===== MATERIAL FOR THIS EXERCISE =====

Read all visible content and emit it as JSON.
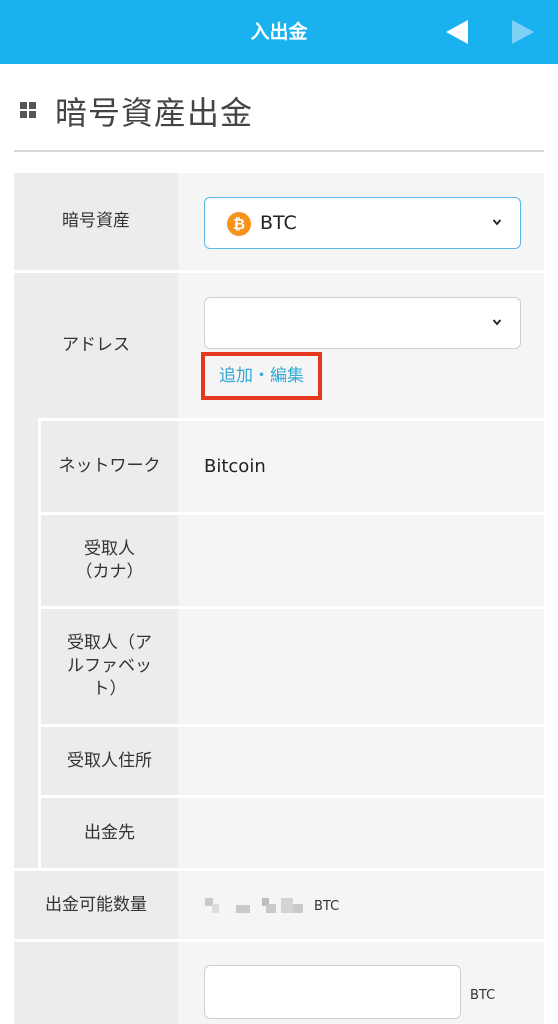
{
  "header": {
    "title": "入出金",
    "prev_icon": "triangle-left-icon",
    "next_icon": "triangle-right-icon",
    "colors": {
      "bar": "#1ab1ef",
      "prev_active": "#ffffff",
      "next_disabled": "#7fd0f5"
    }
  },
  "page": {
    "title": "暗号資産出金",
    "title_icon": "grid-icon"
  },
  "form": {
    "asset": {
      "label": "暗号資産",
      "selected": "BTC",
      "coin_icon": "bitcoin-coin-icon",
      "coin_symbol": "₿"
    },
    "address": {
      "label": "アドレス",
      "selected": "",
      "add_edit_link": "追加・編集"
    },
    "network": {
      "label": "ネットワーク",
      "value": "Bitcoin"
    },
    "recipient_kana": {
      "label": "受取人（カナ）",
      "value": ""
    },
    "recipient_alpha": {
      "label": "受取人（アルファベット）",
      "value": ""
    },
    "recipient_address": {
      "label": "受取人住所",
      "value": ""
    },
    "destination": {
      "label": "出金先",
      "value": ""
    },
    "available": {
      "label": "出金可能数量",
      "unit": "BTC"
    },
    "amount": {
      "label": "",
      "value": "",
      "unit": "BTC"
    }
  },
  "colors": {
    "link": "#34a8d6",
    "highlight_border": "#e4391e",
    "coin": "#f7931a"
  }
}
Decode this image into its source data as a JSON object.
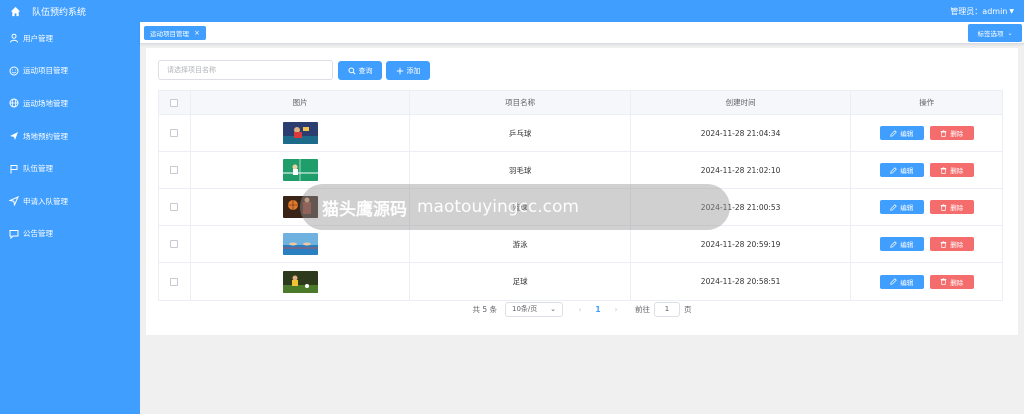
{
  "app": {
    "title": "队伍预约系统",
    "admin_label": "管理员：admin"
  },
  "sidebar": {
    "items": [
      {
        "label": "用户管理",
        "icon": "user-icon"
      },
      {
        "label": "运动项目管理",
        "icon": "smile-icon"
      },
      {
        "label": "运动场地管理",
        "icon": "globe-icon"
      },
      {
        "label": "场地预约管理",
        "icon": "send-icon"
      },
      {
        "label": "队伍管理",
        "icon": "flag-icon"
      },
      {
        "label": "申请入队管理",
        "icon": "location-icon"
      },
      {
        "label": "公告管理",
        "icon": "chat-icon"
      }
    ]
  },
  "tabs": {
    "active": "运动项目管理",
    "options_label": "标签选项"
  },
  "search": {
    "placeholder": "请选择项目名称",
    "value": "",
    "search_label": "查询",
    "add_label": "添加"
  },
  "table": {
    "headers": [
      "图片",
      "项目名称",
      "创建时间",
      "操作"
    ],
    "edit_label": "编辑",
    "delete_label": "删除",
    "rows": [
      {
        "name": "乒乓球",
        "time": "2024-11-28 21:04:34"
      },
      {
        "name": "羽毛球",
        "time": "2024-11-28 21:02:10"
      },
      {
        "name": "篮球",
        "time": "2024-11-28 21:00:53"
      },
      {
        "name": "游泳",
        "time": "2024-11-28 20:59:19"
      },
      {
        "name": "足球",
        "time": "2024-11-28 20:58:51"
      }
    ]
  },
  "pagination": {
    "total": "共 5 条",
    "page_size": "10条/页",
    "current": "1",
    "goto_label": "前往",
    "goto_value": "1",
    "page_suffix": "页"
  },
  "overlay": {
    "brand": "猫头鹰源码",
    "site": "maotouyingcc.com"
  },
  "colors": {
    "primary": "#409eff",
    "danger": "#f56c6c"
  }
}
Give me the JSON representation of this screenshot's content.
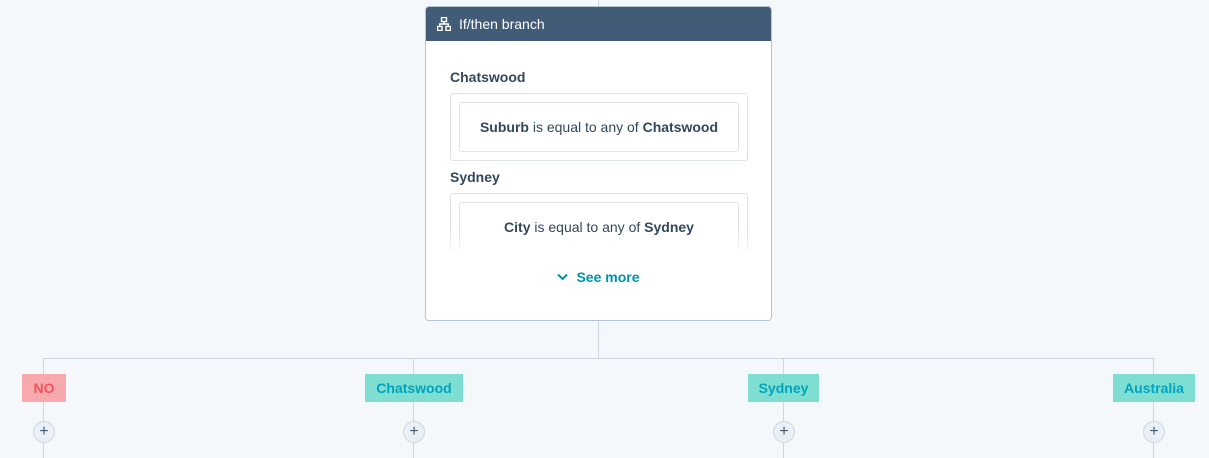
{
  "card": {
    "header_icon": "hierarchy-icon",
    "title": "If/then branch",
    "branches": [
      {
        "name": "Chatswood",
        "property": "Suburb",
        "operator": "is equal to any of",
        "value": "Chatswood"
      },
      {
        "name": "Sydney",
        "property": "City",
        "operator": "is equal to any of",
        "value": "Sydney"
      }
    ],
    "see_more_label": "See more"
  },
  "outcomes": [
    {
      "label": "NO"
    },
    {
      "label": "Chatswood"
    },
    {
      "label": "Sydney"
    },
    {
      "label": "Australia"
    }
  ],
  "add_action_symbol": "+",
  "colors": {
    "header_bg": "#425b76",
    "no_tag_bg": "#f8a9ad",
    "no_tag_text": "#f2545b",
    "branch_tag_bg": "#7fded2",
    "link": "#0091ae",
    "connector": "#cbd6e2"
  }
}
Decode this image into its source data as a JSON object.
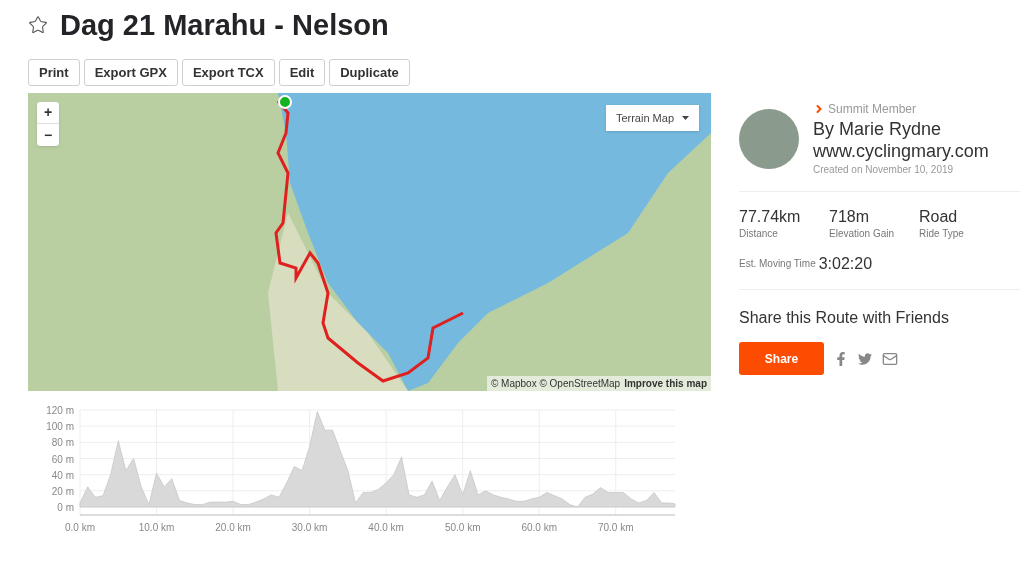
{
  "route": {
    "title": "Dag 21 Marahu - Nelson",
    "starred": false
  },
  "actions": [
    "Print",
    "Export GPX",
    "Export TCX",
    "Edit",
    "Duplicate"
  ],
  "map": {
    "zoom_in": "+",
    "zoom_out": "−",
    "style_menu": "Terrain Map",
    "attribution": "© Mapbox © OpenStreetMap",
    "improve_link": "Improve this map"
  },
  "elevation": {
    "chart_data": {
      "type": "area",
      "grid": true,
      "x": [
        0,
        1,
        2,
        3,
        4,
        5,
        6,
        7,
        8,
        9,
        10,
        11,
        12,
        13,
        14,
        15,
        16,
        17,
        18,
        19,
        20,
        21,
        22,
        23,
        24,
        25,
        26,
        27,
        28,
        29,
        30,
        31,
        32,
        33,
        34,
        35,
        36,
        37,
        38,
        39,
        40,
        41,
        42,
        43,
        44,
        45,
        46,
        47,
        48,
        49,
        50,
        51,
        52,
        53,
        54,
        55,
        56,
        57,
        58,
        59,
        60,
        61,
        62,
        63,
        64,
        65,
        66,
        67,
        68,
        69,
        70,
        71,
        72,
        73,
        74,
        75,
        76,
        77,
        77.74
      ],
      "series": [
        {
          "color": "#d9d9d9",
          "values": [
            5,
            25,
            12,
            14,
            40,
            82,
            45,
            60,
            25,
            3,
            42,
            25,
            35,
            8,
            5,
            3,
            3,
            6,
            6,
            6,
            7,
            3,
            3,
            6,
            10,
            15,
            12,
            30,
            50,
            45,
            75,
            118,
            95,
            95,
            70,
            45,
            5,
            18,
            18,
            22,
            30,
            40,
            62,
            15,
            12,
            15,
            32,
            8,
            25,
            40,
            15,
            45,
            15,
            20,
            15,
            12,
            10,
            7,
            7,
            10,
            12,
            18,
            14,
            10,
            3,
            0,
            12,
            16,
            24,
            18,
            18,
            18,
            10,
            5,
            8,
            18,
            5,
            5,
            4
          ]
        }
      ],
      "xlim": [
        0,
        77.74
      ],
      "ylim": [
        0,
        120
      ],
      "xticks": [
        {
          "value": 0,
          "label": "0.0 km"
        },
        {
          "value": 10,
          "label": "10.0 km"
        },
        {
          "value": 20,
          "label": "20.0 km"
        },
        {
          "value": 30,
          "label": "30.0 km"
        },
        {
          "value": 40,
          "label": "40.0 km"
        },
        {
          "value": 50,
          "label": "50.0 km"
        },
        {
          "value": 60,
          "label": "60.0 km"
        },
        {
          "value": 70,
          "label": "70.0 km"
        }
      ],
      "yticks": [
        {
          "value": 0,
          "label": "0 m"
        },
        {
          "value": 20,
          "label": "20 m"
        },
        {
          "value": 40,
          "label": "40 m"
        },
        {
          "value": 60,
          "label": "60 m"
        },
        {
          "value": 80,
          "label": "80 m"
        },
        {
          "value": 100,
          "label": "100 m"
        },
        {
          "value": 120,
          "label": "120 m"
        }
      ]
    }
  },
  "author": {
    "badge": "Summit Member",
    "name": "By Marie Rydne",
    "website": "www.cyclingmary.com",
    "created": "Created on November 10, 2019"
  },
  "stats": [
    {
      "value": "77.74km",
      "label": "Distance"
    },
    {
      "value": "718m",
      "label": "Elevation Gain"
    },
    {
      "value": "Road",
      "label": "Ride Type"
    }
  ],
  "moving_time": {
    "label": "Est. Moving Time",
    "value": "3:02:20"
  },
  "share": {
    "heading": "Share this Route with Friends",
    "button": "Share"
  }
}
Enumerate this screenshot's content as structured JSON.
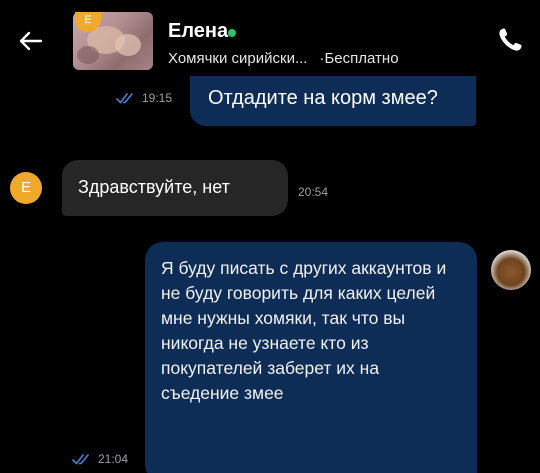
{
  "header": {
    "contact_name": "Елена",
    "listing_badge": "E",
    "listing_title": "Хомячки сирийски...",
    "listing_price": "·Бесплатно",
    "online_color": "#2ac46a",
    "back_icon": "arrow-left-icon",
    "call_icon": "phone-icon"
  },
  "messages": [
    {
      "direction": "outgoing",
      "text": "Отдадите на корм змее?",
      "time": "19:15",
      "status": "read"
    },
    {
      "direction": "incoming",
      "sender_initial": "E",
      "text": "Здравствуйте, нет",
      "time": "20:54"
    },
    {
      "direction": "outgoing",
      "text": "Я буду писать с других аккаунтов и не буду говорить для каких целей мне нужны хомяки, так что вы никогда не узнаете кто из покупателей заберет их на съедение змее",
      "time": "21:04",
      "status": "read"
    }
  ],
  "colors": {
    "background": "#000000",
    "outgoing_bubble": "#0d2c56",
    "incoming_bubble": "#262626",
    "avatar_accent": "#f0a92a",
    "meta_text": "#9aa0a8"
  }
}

=====

Give back, word for word, every line from the one holding "Enumerate this screenshot's" through the last line of the listing. Pictures are excluded.

SOLUTION TO THE PROBLEM:
Enumerate this screenshot's content as structured JSON.
{
  "header": {
    "contact_name": "Елена",
    "listing_badge": "E",
    "listing_title": "Хомячки сирийски...",
    "listing_price": "·Бесплатно",
    "online_color": "#2ac46a",
    "back_icon": "arrow-left-icon",
    "call_icon": "phone-icon"
  },
  "messages": [
    {
      "direction": "outgoing",
      "text": "Отдадите на корм змее?",
      "time": "19:15",
      "status": "read"
    },
    {
      "direction": "incoming",
      "sender_initial": "E",
      "text": "Здравствуйте, нет",
      "time": "20:54"
    },
    {
      "direction": "outgoing",
      "text": "Я буду писать с других аккаунтов и не буду говорить для каких целей мне нужны хомяки, так что вы никогда не узнаете кто из покупателей заберет их на съедение змее",
      "time": "21:04",
      "status": "read"
    }
  ],
  "colors": {
    "background": "#000000",
    "outgoing_bubble": "#0d2c56",
    "incoming_bubble": "#262626",
    "avatar_accent": "#f0a92a",
    "meta_text": "#9aa0a8"
  }
}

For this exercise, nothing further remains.